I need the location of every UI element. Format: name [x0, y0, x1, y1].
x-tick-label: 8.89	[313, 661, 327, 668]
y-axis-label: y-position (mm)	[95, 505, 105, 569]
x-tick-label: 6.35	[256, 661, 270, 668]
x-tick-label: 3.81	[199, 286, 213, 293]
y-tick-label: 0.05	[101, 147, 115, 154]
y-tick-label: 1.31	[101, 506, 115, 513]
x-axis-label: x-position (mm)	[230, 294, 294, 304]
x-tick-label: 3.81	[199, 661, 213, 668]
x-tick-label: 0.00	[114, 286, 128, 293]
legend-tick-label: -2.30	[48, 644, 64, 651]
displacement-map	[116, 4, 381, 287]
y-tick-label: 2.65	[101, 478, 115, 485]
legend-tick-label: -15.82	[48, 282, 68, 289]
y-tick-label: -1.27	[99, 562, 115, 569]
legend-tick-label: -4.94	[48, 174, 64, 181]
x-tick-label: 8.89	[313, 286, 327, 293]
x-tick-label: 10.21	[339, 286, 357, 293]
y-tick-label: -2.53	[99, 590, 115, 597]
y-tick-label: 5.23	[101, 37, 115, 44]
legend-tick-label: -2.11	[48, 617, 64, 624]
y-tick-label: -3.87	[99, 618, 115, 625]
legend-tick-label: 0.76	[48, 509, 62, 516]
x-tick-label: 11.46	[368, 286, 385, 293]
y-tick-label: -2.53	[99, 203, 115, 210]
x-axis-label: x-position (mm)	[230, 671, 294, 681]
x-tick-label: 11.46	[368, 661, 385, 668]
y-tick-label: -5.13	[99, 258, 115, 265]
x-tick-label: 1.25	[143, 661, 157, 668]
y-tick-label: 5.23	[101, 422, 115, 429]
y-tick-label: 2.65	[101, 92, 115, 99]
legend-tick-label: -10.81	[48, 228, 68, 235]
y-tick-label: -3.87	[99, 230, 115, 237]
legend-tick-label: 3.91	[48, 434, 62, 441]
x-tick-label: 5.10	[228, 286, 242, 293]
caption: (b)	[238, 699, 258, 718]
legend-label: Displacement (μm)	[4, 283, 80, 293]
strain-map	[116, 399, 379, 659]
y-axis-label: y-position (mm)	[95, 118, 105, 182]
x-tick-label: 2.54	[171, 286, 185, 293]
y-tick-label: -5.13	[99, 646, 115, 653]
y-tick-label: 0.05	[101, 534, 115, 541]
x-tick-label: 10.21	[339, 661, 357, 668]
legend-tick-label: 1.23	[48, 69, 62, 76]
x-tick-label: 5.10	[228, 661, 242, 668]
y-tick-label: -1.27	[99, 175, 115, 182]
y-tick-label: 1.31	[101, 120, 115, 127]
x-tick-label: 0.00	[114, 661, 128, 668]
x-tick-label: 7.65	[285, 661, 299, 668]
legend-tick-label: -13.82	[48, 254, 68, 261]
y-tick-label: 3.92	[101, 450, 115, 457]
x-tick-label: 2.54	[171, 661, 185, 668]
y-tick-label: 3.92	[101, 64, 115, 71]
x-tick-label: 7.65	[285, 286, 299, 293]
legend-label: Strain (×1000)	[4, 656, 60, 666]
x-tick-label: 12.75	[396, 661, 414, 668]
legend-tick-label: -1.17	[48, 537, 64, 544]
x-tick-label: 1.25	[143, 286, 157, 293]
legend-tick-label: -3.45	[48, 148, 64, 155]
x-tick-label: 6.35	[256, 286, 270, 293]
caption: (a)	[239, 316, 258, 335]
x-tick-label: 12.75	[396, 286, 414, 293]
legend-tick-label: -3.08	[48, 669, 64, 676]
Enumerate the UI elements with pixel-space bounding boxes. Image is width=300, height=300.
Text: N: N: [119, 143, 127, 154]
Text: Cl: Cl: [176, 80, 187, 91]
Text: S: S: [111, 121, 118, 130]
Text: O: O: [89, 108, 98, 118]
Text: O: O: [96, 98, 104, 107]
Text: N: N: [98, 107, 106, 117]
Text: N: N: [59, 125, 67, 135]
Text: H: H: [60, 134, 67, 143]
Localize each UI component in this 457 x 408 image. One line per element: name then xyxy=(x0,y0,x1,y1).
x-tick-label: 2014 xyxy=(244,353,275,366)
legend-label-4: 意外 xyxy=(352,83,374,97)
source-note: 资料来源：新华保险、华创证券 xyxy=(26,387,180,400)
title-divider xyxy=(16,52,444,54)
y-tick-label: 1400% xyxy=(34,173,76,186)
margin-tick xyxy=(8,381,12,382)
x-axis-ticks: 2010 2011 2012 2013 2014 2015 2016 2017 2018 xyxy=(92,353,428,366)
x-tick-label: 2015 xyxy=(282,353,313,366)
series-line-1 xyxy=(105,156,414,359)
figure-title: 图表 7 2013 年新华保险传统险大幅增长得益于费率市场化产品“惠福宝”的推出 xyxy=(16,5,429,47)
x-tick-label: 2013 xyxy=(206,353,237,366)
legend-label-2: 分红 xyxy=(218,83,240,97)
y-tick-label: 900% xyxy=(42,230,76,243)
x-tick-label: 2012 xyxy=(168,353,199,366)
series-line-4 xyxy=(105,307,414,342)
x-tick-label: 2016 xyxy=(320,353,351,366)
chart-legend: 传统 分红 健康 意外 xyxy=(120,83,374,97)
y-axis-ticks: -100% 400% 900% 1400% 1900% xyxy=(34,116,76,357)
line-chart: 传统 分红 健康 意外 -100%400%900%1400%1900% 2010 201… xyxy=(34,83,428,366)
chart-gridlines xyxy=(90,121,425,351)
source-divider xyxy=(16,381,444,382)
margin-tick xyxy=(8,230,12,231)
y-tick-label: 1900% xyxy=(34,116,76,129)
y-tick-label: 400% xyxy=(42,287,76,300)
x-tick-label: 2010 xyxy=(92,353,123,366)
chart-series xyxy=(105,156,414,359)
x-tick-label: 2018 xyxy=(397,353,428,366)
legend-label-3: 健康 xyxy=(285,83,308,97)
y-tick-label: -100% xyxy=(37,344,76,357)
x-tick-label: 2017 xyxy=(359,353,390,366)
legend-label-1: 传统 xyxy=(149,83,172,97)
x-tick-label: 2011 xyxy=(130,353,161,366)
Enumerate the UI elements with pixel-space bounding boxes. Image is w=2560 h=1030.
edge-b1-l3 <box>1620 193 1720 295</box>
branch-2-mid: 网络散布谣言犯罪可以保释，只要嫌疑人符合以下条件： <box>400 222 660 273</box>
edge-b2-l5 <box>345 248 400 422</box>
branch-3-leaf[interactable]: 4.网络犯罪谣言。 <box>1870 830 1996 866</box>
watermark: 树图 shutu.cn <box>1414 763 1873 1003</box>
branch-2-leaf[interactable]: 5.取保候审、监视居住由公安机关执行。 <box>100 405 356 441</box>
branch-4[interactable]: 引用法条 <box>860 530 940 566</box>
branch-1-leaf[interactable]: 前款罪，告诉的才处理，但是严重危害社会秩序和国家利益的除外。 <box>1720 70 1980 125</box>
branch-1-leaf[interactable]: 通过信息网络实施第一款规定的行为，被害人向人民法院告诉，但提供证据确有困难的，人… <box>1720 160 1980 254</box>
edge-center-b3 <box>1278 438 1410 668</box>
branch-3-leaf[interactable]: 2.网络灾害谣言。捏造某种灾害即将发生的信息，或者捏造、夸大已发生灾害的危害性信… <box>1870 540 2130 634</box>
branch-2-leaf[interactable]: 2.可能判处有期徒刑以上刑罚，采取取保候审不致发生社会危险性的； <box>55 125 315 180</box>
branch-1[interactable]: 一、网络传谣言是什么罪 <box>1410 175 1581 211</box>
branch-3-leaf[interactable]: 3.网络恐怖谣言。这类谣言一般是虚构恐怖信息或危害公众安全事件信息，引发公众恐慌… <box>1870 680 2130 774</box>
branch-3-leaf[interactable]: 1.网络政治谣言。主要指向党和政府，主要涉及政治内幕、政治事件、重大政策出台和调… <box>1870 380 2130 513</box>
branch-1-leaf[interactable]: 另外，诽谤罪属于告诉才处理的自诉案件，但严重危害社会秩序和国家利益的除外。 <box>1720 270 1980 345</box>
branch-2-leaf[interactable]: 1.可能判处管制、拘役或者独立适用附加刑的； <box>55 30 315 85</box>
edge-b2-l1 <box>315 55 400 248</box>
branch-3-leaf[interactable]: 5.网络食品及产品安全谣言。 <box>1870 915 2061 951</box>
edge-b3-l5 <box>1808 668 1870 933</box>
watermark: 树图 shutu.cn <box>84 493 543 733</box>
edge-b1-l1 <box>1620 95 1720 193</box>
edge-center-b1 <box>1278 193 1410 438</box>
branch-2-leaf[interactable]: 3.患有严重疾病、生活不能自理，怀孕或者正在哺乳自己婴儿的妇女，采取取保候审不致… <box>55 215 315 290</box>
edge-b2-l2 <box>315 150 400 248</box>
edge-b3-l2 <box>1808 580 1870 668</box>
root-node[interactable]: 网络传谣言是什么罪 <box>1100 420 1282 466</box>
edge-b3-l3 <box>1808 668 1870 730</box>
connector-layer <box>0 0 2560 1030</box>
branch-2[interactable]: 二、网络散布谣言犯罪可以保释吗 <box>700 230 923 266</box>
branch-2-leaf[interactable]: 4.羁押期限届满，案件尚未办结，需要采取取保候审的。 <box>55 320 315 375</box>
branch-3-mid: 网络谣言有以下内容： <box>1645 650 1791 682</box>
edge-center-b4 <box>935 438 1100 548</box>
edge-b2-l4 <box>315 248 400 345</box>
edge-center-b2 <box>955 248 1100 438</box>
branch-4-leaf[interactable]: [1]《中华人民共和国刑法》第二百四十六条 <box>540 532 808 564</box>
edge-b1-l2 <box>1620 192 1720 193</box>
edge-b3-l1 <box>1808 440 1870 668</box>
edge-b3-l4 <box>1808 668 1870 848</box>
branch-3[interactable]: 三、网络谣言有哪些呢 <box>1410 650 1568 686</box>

══════════════════════════════

Work to be completed: Retype the material above, starting with its first line and ending with the line that contains "4, 381, 287]", with both of those lines included. Reproduce every line without any changes.

Written response:
I need the location of every UI element. Format: name [x0, y0, x1, y1].
x-tick-label: 8.89	[313, 661, 327, 668]
y-axis-label: y-position (mm)	[95, 505, 105, 569]
x-tick-label: 6.35	[256, 661, 270, 668]
x-tick-label: 3.81	[199, 286, 213, 293]
y-tick-label: 0.05	[101, 147, 115, 154]
y-tick-label: 1.31	[101, 506, 115, 513]
x-axis-label: x-position (mm)	[230, 294, 294, 304]
x-tick-label: 3.81	[199, 661, 213, 668]
x-tick-label: 0.00	[114, 286, 128, 293]
legend-tick-label: -2.30	[48, 644, 64, 651]
displacement-map	[116, 4, 381, 287]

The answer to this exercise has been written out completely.